■ DOCUMENTO ■
══════════

A Receita gastronómica ajuda a fazer. A Receita equilibra as quantidades e auxilia na composição das matérias-primas. A boa Receita até deve dar indicações sobre os tempos de cocção (tremendamente importantes por exemplo na definição dos diversos "pontos de açucar" na doçaria conventual portuguesa).
A Receita ou melhor, o Livro de Receitas, foi e continua a ser uma ajuda notável para quem começa a vida independente, seja homem ou mulher. Salvé o famoso Pantagruel de Berta Rosa Limpo e o Larousse Gastronomique!
Não resisto a contar uma história verdadeira: uma amiga minha, casando-se cedo e sem que a família a tivesse devidamente preparado para as "lides domésticas" , confidenciou-me que a primeira vez que tentou fazer para o marido um "bife com ovo a cavalo" tinha posto na frigideira o ovo crú em cima do bife (também ele crú) e esperado pelo resultado...
O Receituário correcto deve cumprir todas estas funções: Recolha de boas práticas, manual de normas, e até elucidário etnográfico, ilustrando as ocasiões em que certos pratos eram comidos e porquê. Obviamente que a sua principal função tem sido servir de guia para quem se aventura à frente dos fogões. Mas hoje em dia valorizamos sobretudo a sua componente de memória histórica, preservando as formas ancestrais de fazer que se tornam, com o passar dos tempos, partes integrantes da Cultura popular.
Saudações no Olimpo e muita saudade para o Amigo Alfredo Saramago, grande cultor desta forma de entender o Livro de Receitas. Saudações, felizmente mais terrenas, para a grande Senhora que é Maria de Lourdes Modesto. Saudações para meu Mestre Quitério e o Catedrático David Lopes Ramos! O resto (parafraseando Eça) é paisagem...
A Receita é importante, deve sempre existir depois de ter sido convenientemente validada e experimentada por quem sabe. E dentro do possível coexistindo no mesmo suporte físico (livro) com algumas das suas principais variantes. Claro que, sendo importante, não é tudo...

══════════

■ ENUNCIADO ESCRITO A ■
Responda, com base no texto sobre o livro de receitas:
(i) Que dois livros são saudados logo a seguir à menção de quem começa a vida independente?
(ii) Que três funções deve cumprir o receituário correto?
(iii) Que autor é parafraseado na frase "O resto [...] é paisagem"?
■ ENUNCIADO ESCRITO B ■
Reproduza à letra o trecho do texto sobre o livro de receitas que começa em "O Receituário correcto" e termina em "da Cultura popular.".
■ ENUNCIADO ESCRITO C ■
Retome o texto sobre o livro de receitas e continue-o a partir da última frase apresentada.

■ LINHAS DE DADOS ■
══════════

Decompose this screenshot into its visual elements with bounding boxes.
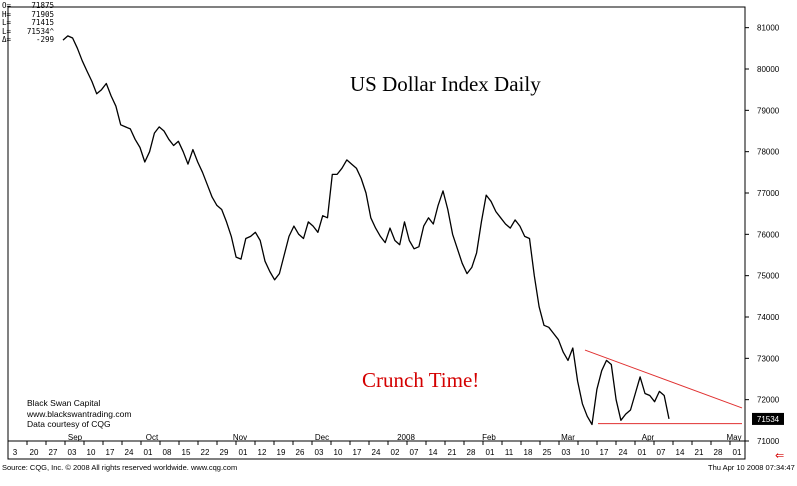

══════════

■ RESPOSTA À TAREFA A ■
(i) O Pantagruel de Berta Rosa Limpo e o Larousse Gastronomique.
(ii) Recolha de boas práticas, manual de normas e elucidário etnográfico.
(iii) Eça.

■ RESPOSTA À TAREFA B ■
O Receituário correcto deve cumprir todas estas funções: Recolha de boas práticas, manual de normas, e até elucidário etnográfico, ilustrando as ocasiões em que certos pratos eram comidos e porquê. Obviamente que a sua principal função tem sido servir de guia para quem se aventura à frente dos fogões. Mas hoje em dia valorizamos sobretudo a sua componente de memória histórica, preservando as formas ancestrais de fazer que se tornam, com o passar dos tempos, partes integrantes da Cultura popular.

■ RESPOSTA À TAREFA C ■
Penso que foi o Zé Quitério, citando o Padre Manuel José Machado Rebelo (1834-1930) , enorme cozinheiro rústico português, o famoso Abade de Priscos (que inventou o Pudim do Abade) quem nos elucida: " a Receita é só o princípio... As mãos, o olfacto, o paladar do verdadeiro cozinheiro fazem o principal".
Sem a Receita como se faria a "Perdiz à Moda do Convento de Alcântara"? Mesmo que a interpretação que os irmãos Fialho dela fazem, em Évora, seja bem diferente da interpretação (por exemplo) de Fausto Airoldi...
Um aparentemente simples pastel (ou bolinho ) de bacalhau pode ser posto nas mãos de 20 cozinheiros. Mesmo que o bacalhau seja exactamente o mesmo, e a batata seja tambèm idêntica para todos eles, verão como os "bolinhos" não saem todos iguais. E não me refiro apenas ao tamanho.
Hoje fala-se muito da necessidade de se "reinventar" o Receituário português tradicional. Os cozinheiros modernos - e que bons temos hoje! - orgulham-se da sua capacidade de "desmontar" ou de "desestruturar" as antigas interpretações que fizeram a glória das cozinhas tradicionais deste País, de Norte a Sul.
"Está certo meu Patrão"!
Mas recordem-se todos que até para "desmontar" qualquer coisa é mister estar a mesma anteriormente ( bem) montada...
Salvo seja!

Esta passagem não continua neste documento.